[Saved data entries]
┏━━

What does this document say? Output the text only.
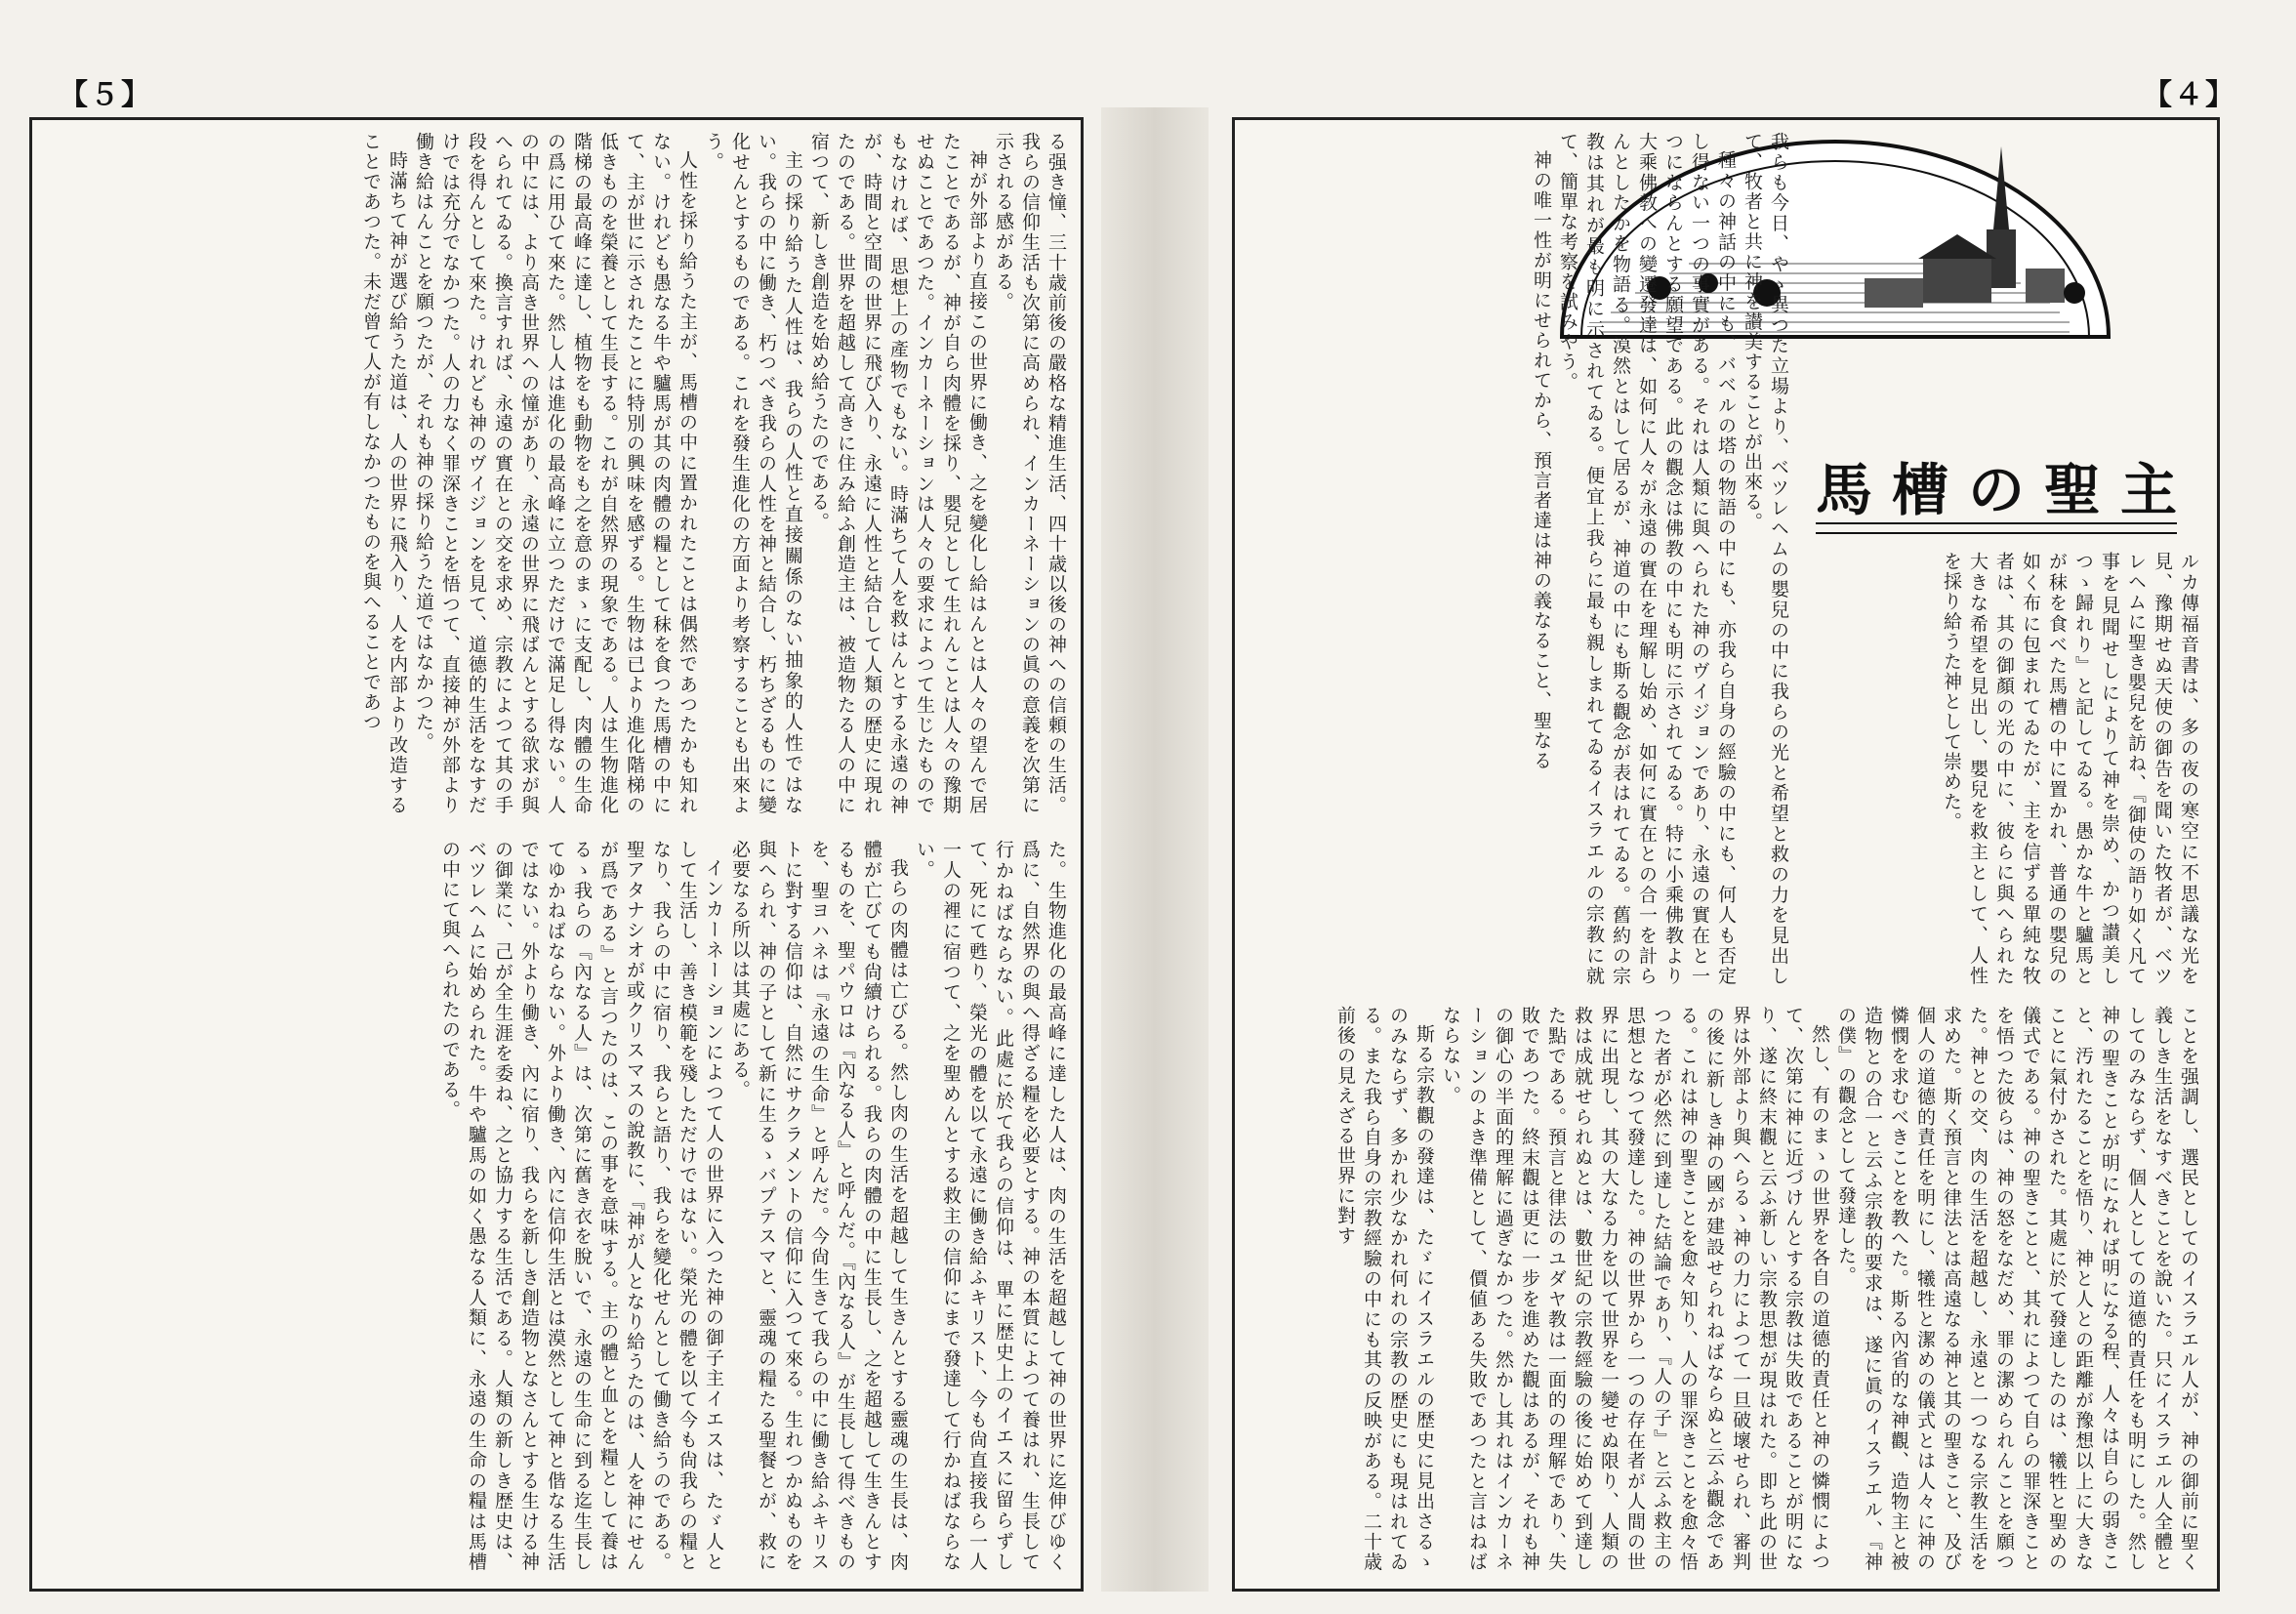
【５】	【４】

る强き憧、三十歳前後の嚴格な精進生活、四十歳以後の神への信頼の生活。我らの信仰生活も次第に高められ、インカーネーションの眞の意義を次第に示される感がある。

神が外部より直接この世界に働き、之を變化し給はんとは人々の望んで居たことであるが、神が自ら肉體を採り、嬰兒として生れんことは人々の豫期せぬことであつた。インカーネーションは人々の要求によつて生じたものでもなければ、思想上の產物でもない。時滿ちて人を救はんとする永遠の神が、時間と空間の世界に飛び入り、永遠に人性と結合して人類の歴史に現れたのである。世界を超越して高きに住み給ふ創造主は、被造物たる人の中に宿つて、新しき創造を始め給うたのである。

主の採り給うた人性は、我らの人性と直接關係のない抽象的人性ではない。我らの中に働き、朽つべき我らの人性を神と結合し、朽ちざるものに變化せんとするものである。これを發生進化の方面より考察することも出來よう。

人性を採り給うた主が、馬槽の中に置かれたことは偶然であつたかも知れない。けれども愚なる牛や驢馬が其の肉體の糧として秣を食つた馬槽の中にて、主が世に示されたことに特別の興味を感ずる。生物は已より進化階梯の低きものを榮養として生長する。これが自然界の現象である。人は生物進化階梯の最高峰に達し、植物をも動物をも之を意のまゝに支配し、肉體の生命の爲に用ひて來た。然し人は進化の最高峰に立つただけで滿足し得ない。人の中には、より高き世界への憧があり、永遠の世界に飛ばんとする欲求が與へられてゐる。換言すれば、永遠の實在との交を求め、宗教によつて其の手段を得んとして來た。けれども神のヴイジョンを見て、道德的生活をなすだけでは充分でなかつた。人の力なく罪深きことを悟つて、直接神が外部より働き給はんことを願つたが、それも神の採り給うた道ではなかつた。

時滿ちて神が選び給うた道は、人の世界に飛入り、人を内部より改造することであつた。未だ曾て人が有しなかつたものを與へることであつ

た。生物進化の最高峰に達した人は、肉の生活を超越して神の世界に迄伸びゆく爲に、自然界の與へ得ざる糧を必要とする。神の本質によつて養はれ、生長して行かねばならない。此處に於て我らの信仰は、單に歴史上のイエスに留らずして、死にて甦り、榮光の體を以て永遠に働き給ふキリスト、今も尙直接我ら一人一人の裡に宿つて、之を聖めんとする救主の信仰にまで發達して行かねばならない。

我らの肉體は亡びる。然し肉の生活を超越して生きんとする靈魂の生長は、肉體が亡びても尙續けられる。我らの肉體の中に生長し、之を超越して生きんとするものを、聖パウロは『內なる人』と呼んだ。『內なる人』が生長して得べきものを、聖ヨハネは『永遠の生命』と呼んだ。今尙生きて我らの中に働き給ふキリストに對する信仰は、自然にサクラメントの信仰に入つて來る。生れつかぬものを與へられ、神の子として新に生るゝバプテスマと、靈魂の糧たる聖餐とが、救に必要なる所以は其處にある。

インカーネーションによつて人の世界に入つた神の御子主イエスは、たゞ人として生活し、善き模範を殘しただけではない。榮光の體を以て今も尙我らの糧となり、我らの中に宿り、我らと語り、我らを變化せんとして働き給うのである。聖アタナシオが或クリスマスの說教に、『神が人となり給うたのは、人を神にせんが爲である』と言つたのは、この事を意味する。主の體と血とを糧として養はるゝ我らの『內なる人』は、次第に舊き衣を脫いで、永遠の生命に到る迄生長してゆかねばならない。外より働き、內に信仰生活とは漠然として神と偕なる生活ではない。外より働き、內に宿り、我らを新しき創造物となさんとする生ける神の御業に、己が全生涯を委ね、之と協力する生活である。人類の新しき歴史は、ベツレヘムに始められた。牛や驢馬の如く愚なる人類に、永遠の生命の糧は馬槽の中にて與へられたのである。

馬槽の聖主

ルカ傳福音書は、多の夜の寒空に不思議な光を見、豫期せぬ天使の御告を聞いた牧者が、ベツレヘムに聖き嬰兒を訪ね、『御使の語り如く凡て事を見聞せしによりて神を崇め、かつ讃美しつゝ歸れり』と記してゐる。愚かな牛と驢馬とが秣を食べた馬槽の中に置かれ、普通の嬰兒の如く布に包まれてゐたが、主を信ずる單純な牧者は、其の御顏の光の中に、彼らに與へられた大きな希望を見出し、嬰兒を救主として、人性を採り給うた神として崇めた。

我らも今日、やゝ異つた立場より、ベツレヘムの嬰兒の中に我らの光と希望と救の力を見出して、牧者と共に神を讃美することが出來る。

種々の神話の中にも、バベルの塔の物語の中にも、亦我ら自身の經驗の中にも、何人も否定し得ない一つの事實がある。それは人類に與へられた神のヴイジョンであり、永遠の實在と一つにならんとする願望である。此の觀念は佛教の中にも明に示されてゐる。特に小乘佛教より大乘佛教への變遷發達は、如何に人々が永遠の實在を理解し始め、如何に實在との合一を計らんとしたかを物語る。漠然とはして居るが、神道の中にも斯る觀念が表はれてゐる。舊約の宗教は其れが最も明に示されてゐる。便宜上我らに最も親しまれてゐるイスラエルの宗教に就て、簡單な考察を試みやう。

神の唯一性が明にせられてから、預言者達は神の義なること、聖なる

ことを强調し、選民としてのイスラエル人が、神の御前に聖く義しき生活をなすべきことを說いた。只にイスラエル人全體としてのみならず、個人としての道德的責任をも明にした。然し神の聖きことが明になれば明になる程、人々は自らの弱きこと、汚れたることを悟り、神と人との距離が豫想以上に大きなことに氣付かされた。其處に於て發達したのは、犧牲と聖めの儀式である。神の聖きことと、其れによつて自らの罪深きことを悟つた彼らは、神の怒をなだめ、罪の潔められんことを願つた。神との交、肉の生活を超越し、永遠と一つなる宗教生活を求めた。斯く預言と律法とは高遠なる神と其の聖きこと、及び個人の道德的責任を明にし、犧牲と潔めの儀式とは人々に神の憐憫を求むべきことを教へた。斯る內省的な神觀、造物主と被造物との合一と云ふ宗教的要求は、遂に眞のイスラエル、『神の僕』の觀念として發達した。

然し、有のまゝの世界を各自の道德的責任と神の憐憫によつて、次第に神に近づけんとする宗教は失敗であることが明になり、遂に終末觀と云ふ新しい宗教思想が現はれた。即ち此の世界は外部より與へらるゝ神の力によつて一旦破壞せられ、審判の後に新しき神の國が建設せられねばならぬと云ふ觀念である。これは神の聖きことを愈々知り、人の罪深きことを愈々悟つた者が必然に到達した結論であり、『人の子』と云ふ救主の思想となつて發達した。神の世界から一つの存在者が人間の世界に出現し、其の大なる力を以て世界を一變せぬ限り、人類の救は成就せられぬとは、數世紀の宗教經驗の後に始めて到達した點である。預言と律法のユダヤ教は一面的の理解であり、失敗であつた。終末觀は更に一步を進めた觀はあるが、それも神の御心の半面的理解に過ぎなかつた。然かし其れはインカーネーションのよき準備として、價値ある失敗であつたと言はねばならない。

斯る宗教觀の發達は、たゞにイスラエルの歴史に見出さるゝのみならず、多かれ少なかれ何れの宗教の歴史にも現はれてゐる。また我ら自身の宗教經驗の中にも其の反映がある。二十歳前後の見えざる世界に對す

┗━━

Using the listing above, list every line in which the string "內なる人" occurs.

我らの肉體は亡びる。然し肉の生活を超越して生きんとする靈魂の生長は、肉體が亡びても尙續けられる。我らの肉體の中に生長し、之を超越して生きんとするものを、聖パウロは『內なる人』と呼んだ。『內なる人』が生長して得べきものを、聖ヨハネは『永遠の生命』と呼んだ。今尙生きて我らの中に働き給ふキリストに對する信仰は、自然にサクラメントの信仰に入つて來る。生れつかぬものを與へられ、神の子として新に生るゝバプテスマと、靈魂の糧たる聖餐とが、救に必要なる所以は其處にある。
インカーネーションによつて人の世界に入つた神の御子主イエスは、たゞ人として生活し、善き模範を殘しただけではない。榮光の體を以て今も尙我らの糧となり、我らの中に宿り、我らと語り、我らを變化せんとして働き給うのである。聖アタナシオが或クリスマスの說教に、『神が人となり給うたのは、人を神にせんが爲である』と言つたのは、この事を意味する。主の體と血とを糧として養はるゝ我らの『內なる人』は、次第に舊き衣を脫いで、永遠の生命に到る迄生長してゆかねばならない。外より働き、內に信仰生活とは漠然として神と偕なる生活ではない。外より働き、內に宿り、我らを新しき創造物となさんとする生ける神の御業に、己が全生涯を委ね、之と協力する生活である。人類の新しき歴史は、ベツレヘムに始められた。牛や驢馬の如く愚なる人類に、永遠の生命の糧は馬槽の中にて與へられたのである。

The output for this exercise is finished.